Text:

________________________

July 22 2020

TransferWise is on a roll

Written by Kapronasia

London-headquartered TransferWise continues to buck pandemic-induced economic malaise. The money-transfer firm is one of the few fintech unicorns that was profitable before covid-19 hit. With cash saved for a rainy day, it has continued to expand strategically over the past six months. TransferWise has reportedly reached a valuation of US$5 billion, a 30% increase over its previous US$3.5 billion price tag, in a secondary share sale that raised roughly US$300 million. The U.S. hedge fund D1 Capital bought US$200 million in TransferWise shares as part of the deal, according to Sky News. Other key investors in TransferWise include Merian Global Investors, Andreessen Horowitz and Sir Richard Branson.

________________________

(Dataset entries)

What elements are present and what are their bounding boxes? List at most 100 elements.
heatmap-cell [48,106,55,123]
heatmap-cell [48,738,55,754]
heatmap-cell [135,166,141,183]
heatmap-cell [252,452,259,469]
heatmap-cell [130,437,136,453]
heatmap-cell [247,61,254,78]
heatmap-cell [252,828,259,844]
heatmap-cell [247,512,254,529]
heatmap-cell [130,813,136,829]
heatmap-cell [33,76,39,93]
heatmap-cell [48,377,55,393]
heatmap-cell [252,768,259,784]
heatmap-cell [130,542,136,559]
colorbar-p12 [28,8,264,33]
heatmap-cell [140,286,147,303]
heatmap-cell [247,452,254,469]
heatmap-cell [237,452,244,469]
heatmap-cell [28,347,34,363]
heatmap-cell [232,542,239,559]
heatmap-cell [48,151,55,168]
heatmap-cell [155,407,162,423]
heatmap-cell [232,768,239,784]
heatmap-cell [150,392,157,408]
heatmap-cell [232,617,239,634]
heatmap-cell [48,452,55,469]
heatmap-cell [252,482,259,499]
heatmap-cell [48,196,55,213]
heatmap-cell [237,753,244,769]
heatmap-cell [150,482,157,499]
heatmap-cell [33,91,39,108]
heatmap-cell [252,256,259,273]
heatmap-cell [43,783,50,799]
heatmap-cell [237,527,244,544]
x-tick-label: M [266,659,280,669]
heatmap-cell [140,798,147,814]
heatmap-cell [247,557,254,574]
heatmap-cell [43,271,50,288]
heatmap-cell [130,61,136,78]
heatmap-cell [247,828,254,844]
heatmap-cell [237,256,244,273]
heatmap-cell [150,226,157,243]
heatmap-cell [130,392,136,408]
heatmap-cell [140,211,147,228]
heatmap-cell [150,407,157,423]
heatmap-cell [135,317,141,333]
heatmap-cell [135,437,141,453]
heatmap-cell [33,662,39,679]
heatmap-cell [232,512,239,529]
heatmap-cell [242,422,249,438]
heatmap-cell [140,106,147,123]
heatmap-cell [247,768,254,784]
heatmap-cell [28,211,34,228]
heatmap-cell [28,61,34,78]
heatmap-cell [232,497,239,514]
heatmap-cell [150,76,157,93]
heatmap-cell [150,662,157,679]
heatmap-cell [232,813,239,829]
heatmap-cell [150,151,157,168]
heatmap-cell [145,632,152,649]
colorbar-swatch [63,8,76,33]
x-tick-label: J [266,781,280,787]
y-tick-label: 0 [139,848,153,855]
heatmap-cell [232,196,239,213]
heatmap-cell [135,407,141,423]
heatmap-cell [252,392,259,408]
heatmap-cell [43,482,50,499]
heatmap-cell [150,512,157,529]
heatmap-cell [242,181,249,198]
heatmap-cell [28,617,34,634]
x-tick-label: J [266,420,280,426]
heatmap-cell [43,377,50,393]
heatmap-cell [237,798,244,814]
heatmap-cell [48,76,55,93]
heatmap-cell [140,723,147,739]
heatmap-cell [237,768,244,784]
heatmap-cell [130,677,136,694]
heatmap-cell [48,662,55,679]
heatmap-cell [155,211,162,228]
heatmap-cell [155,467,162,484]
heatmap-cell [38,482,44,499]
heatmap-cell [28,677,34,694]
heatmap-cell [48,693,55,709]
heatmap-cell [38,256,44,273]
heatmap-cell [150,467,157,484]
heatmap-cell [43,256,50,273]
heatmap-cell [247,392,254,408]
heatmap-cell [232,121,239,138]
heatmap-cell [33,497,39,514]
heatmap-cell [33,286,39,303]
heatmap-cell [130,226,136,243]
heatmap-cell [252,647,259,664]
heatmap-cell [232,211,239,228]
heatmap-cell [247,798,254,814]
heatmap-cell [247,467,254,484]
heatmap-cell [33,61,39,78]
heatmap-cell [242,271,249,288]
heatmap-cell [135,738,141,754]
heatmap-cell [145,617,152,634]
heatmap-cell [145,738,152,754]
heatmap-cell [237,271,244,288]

________________________

What you have to do:
Translate into French the following sentence from the TransferWise article: "The money-transfer firm is one of the few fintech unicorns that was profitable before covid-19 hit."

Response to the task:
L'entreprise de transfert d'argent est l'une des rares licornes de la fintech qui était rentable avant que le covid-19 ne frappe.